--- Begin Entries supplied ---

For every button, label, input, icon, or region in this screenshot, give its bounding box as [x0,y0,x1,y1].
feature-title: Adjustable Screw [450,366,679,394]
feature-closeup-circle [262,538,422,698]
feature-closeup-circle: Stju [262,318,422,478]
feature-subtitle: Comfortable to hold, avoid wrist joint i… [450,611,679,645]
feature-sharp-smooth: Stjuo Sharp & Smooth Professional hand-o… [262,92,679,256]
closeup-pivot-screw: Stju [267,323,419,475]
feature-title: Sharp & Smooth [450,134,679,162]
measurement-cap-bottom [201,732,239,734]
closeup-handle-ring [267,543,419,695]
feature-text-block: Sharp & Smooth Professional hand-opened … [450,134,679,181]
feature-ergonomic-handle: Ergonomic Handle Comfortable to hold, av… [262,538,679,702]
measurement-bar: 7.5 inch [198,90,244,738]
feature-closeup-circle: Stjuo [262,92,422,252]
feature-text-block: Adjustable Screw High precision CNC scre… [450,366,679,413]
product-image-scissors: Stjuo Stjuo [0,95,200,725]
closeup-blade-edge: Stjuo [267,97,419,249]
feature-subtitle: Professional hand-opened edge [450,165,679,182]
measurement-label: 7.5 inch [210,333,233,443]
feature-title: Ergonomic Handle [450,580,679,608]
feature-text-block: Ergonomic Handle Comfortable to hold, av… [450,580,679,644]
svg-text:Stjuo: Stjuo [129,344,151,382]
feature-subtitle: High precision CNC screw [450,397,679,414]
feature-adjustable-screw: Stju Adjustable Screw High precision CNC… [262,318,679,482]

--- End Entries supplied ---

The task -
Turn the stretch of entries from their first line through the line containing "feature-closeup-circle: Stjuo [262,92,422,252]" into a numbered list, with both of those lines included. Omit any blank lines.

Solution to the problem -
1. For every button, label, input, icon, or region in this screenshot, give its bounding box as [x0,y0,x1,y1].
2. feature-title: Adjustable Screw [450,366,679,394]
3. feature-closeup-circle [262,538,422,698]
4. feature-closeup-circle: Stju [262,318,422,478]
5. feature-subtitle: Comfortable to hold, avoid wrist joint i… [450,611,679,645]
6. feature-sharp-smooth: Stjuo Sharp & Smooth Professional hand-o… [262,92,679,256]
7. closeup-pivot-screw: Stju [267,323,419,475]
8. feature-title: Sharp & Smooth [450,134,679,162]
9. measurement-cap-bottom [201,732,239,734]
10. closeup-handle-ring [267,543,419,695]
11. feature-text-block: Sharp & Smooth Professional hand-opened … [450,134,679,181]
12. feature-ergonomic-handle: Ergonomic Handle Comfortable to hold, av… [262,538,679,702]
13. measurement-bar: 7.5 inch [198,90,244,738]
14. feature-closeup-circle: Stjuo [262,92,422,252]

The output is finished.